GIVEN PROBLEM —
Print the records below word for word, but leave out the pictures.

Figure content listings
(begin)

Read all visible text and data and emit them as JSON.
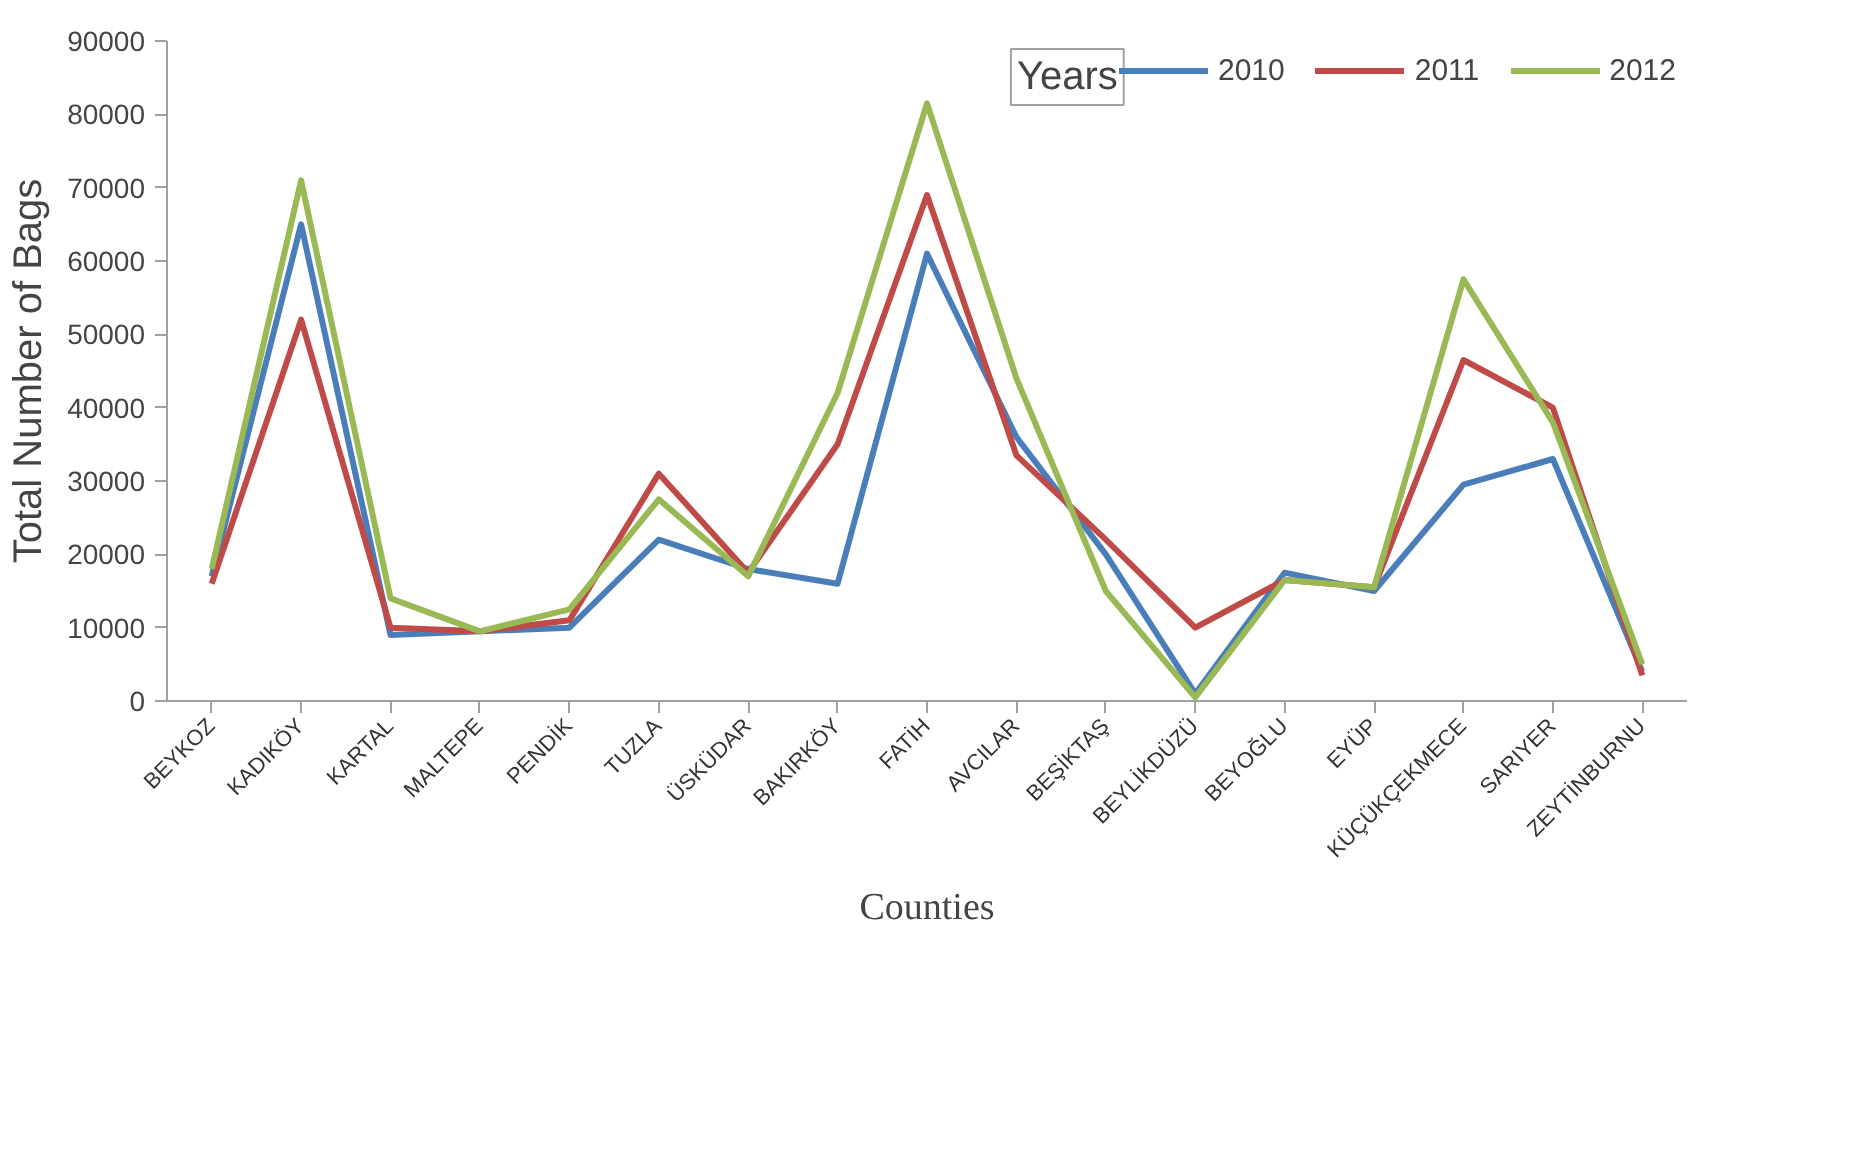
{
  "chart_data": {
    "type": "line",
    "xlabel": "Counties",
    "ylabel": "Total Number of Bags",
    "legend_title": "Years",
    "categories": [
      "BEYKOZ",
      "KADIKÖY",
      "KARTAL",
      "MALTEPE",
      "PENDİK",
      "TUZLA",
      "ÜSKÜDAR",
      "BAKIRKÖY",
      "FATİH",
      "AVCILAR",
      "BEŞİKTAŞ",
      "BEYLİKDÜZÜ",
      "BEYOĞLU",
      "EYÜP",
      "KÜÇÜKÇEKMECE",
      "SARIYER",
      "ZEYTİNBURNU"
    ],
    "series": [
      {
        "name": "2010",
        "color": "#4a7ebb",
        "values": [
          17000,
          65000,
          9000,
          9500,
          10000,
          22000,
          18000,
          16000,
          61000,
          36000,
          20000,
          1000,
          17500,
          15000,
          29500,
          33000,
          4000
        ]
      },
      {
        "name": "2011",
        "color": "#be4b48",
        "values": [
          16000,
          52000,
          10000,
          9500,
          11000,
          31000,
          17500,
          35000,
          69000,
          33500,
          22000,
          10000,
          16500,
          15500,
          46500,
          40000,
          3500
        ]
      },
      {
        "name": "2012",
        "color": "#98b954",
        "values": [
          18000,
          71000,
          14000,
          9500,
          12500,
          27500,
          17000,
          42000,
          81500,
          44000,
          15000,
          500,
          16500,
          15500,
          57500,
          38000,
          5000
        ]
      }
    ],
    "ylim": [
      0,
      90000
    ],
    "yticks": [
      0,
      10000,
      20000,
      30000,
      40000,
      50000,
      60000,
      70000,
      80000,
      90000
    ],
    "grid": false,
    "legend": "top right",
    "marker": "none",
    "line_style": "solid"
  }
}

(end)

ANSWER BELOW —
Read all visible text and data and emit them as JSON.
{
  "chart_data": {
    "type": "line",
    "xlabel": "Counties",
    "ylabel": "Total Number of Bags",
    "legend_title": "Years",
    "categories": [
      "BEYKOZ",
      "KADIKÖY",
      "KARTAL",
      "MALTEPE",
      "PENDİK",
      "TUZLA",
      "ÜSKÜDAR",
      "BAKIRKÖY",
      "FATİH",
      "AVCILAR",
      "BEŞİKTAŞ",
      "BEYLİKDÜZÜ",
      "BEYOĞLU",
      "EYÜP",
      "KÜÇÜKÇEKMECE",
      "SARIYER",
      "ZEYTİNBURNU"
    ],
    "series": [
      {
        "name": "2010",
        "color": "#4a7ebb",
        "values": [
          17000,
          65000,
          9000,
          9500,
          10000,
          22000,
          18000,
          16000,
          61000,
          36000,
          20000,
          1000,
          17500,
          15000,
          29500,
          33000,
          4000
        ]
      },
      {
        "name": "2011",
        "color": "#be4b48",
        "values": [
          16000,
          52000,
          10000,
          9500,
          11000,
          31000,
          17500,
          35000,
          69000,
          33500,
          22000,
          10000,
          16500,
          15500,
          46500,
          40000,
          3500
        ]
      },
      {
        "name": "2012",
        "color": "#98b954",
        "values": [
          18000,
          71000,
          14000,
          9500,
          12500,
          27500,
          17000,
          42000,
          81500,
          44000,
          15000,
          500,
          16500,
          15500,
          57500,
          38000,
          5000
        ]
      }
    ],
    "ylim": [
      0,
      90000
    ],
    "yticks": [
      0,
      10000,
      20000,
      30000,
      40000,
      50000,
      60000,
      70000,
      80000,
      90000
    ],
    "grid": false,
    "legend": "top right",
    "marker": "none",
    "line_style": "solid"
  }
}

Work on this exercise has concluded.